[Structured figure records]
────────────────
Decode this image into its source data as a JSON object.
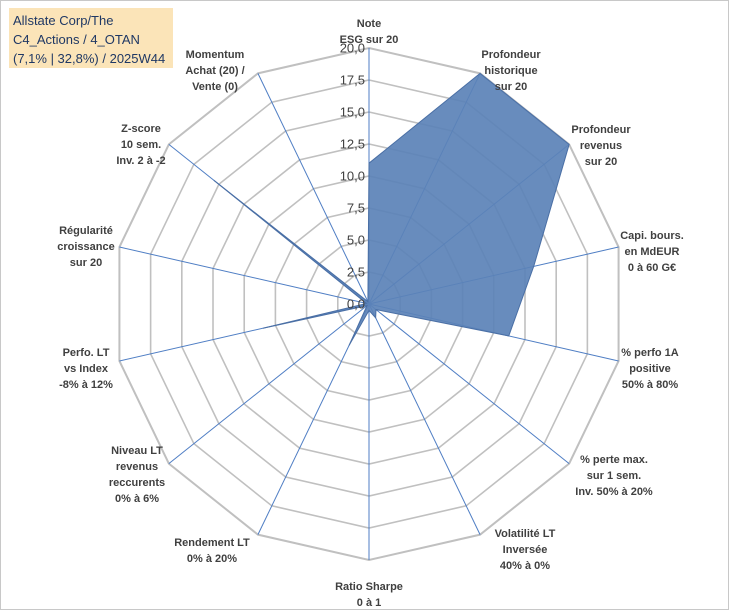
{
  "title_lines": [
    "Allstate Corp/The",
    "C4_Actions / 4_OTAN",
    "(7,1% | 32,8%) / 2025W44"
  ],
  "colors": {
    "fill": "#5b82b7",
    "stroke": "#4a6fa5",
    "grid": "#c0c0c0",
    "spoke": "#4f7ec4",
    "title_bg": "#fbe4b8",
    "title_text": "#1f3864"
  },
  "chart_data": {
    "type": "radar",
    "rmin": 0,
    "rmax": 20,
    "ticks": [
      "0,0",
      "2,5",
      "5,0",
      "7,5",
      "10,0",
      "12,5",
      "15,0",
      "17,5",
      "20,0"
    ],
    "tick_values": [
      0,
      2.5,
      5,
      7.5,
      10,
      12.5,
      15,
      17.5,
      20
    ],
    "series": [
      {
        "name": "Allstate Corp/The",
        "values": [
          11,
          20,
          20,
          13.2,
          11.2,
          0.7,
          1.2,
          0.5,
          3.6,
          0.2,
          8.5,
          0.2,
          15.5,
          0.2
        ]
      }
    ],
    "axes": [
      [
        "Note",
        "ESG sur 20"
      ],
      [
        "Profondeur",
        "historique",
        "sur 20"
      ],
      [
        "Profondeur",
        "revenus",
        "sur 20"
      ],
      [
        "Capi. bours.",
        "en MdEUR",
        "0 à 60 G€"
      ],
      [
        "% perfo 1A",
        "positive",
        "50% à 80%"
      ],
      [
        "% perte max.",
        "sur 1 sem.",
        "Inv. 50% à 20%"
      ],
      [
        "Volatilité LT",
        "Inversée",
        "40% à 0%"
      ],
      [
        "Ratio Sharpe",
        "0 à 1"
      ],
      [
        "Rendement LT",
        "0% à 20%"
      ],
      [
        "Niveau LT",
        "revenus",
        "reccurents",
        "0% à 6%"
      ],
      [
        "Perfo. LT",
        "vs Index",
        "-8% à 12%"
      ],
      [
        "Régularité",
        "croissance",
        "sur 20"
      ],
      [
        "Z-score",
        "10 sem.",
        "Inv. 2 à -2"
      ],
      [
        "Momentum",
        "Achat (20) /",
        "Vente (0)"
      ]
    ]
  }
}
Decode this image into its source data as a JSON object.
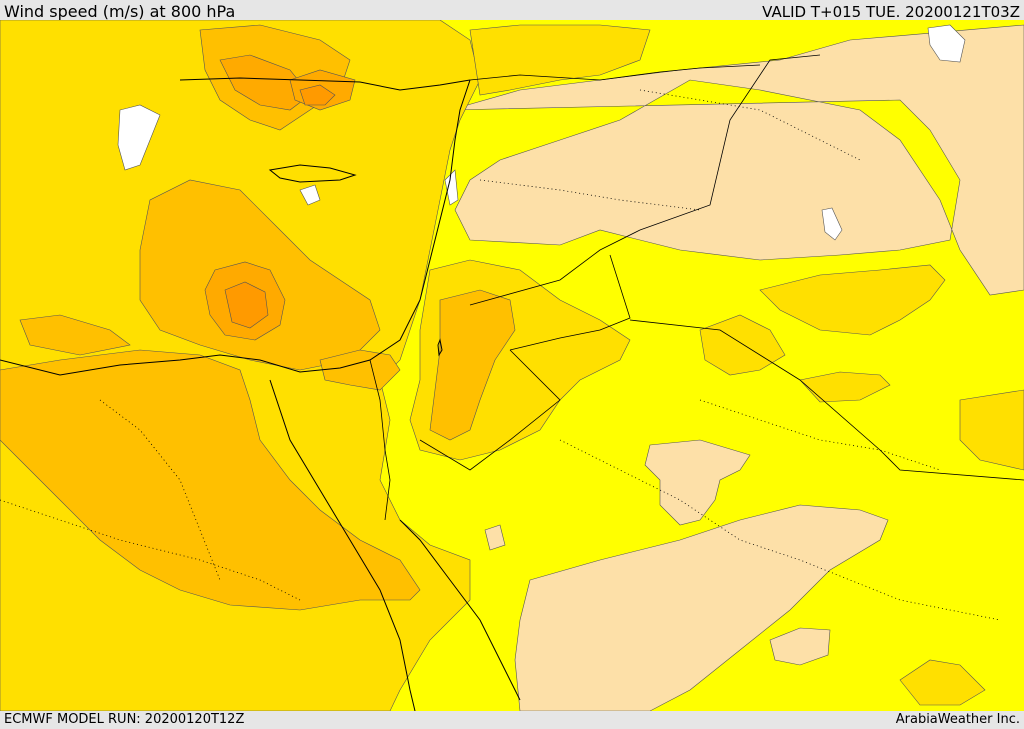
────────────────
▸ **Aim**
Exclude the images and reproduce the remaining data exactly.

▸ **Solution for this task**
Decode this image into its source data as a JSON object.
{
  "title_lines": [
    "Allstate Corp/The",
    "C4_Actions / 4_OTAN",
    "(7,1% | 32,8%) / 2025W44"
  ],
  "colors": {
    "fill": "#5b82b7",
    "stroke": "#4a6fa5",
    "grid": "#c0c0c0",
    "spoke": "#4f7ec4",
    "title_bg": "#fbe4b8",
    "title_text": "#1f3864"
  },
  "chart_data": {
    "type": "radar",
    "rmin": 0,
    "rmax": 20,
    "ticks": [
      "0,0",
      "2,5",
      "5,0",
      "7,5",
      "10,0",
      "12,5",
      "15,0",
      "17,5",
      "20,0"
    ],
    "tick_values": [
      0,
      2.5,
      5,
      7.5,
      10,
      12.5,
      15,
      17.5,
      20
    ],
    "series": [
      {
        "name": "Allstate Corp/The",
        "values": [
          11,
          20,
          20,
          13.2,
          11.2,
          0.7,
          1.2,
          0.5,
          3.6,
          0.2,
          8.5,
          0.2,
          15.5,
          0.2
        ]
      }
    ],
    "axes": [
      [
        "Note",
        "ESG sur 20"
      ],
      [
        "Profondeur",
        "historique",
        "sur 20"
      ],
      [
        "Profondeur",
        "revenus",
        "sur 20"
      ],
      [
        "Capi. bours.",
        "en MdEUR",
        "0 à 60 G€"
      ],
      [
        "% perfo 1A",
        "positive",
        "50% à 80%"
      ],
      [
        "% perte max.",
        "sur 1 sem.",
        "Inv. 50% à 20%"
      ],
      [
        "Volatilité LT",
        "Inversée",
        "40% à 0%"
      ],
      [
        "Ratio Sharpe",
        "0 à 1"
      ],
      [
        "Rendement LT",
        "0% à 20%"
      ],
      [
        "Niveau LT",
        "revenus",
        "reccurents",
        "0% à 6%"
      ],
      [
        "Perfo. LT",
        "vs Index",
        "-8% à 12%"
      ],
      [
        "Régularité",
        "croissance",
        "sur 20"
      ],
      [
        "Z-score",
        "10 sem.",
        "Inv. 2 à -2"
      ],
      [
        "Momentum",
        "Achat (20) /",
        "Vente (0)"
      ]
    ]
  }
}
Decode this image into its source data as a JSON object.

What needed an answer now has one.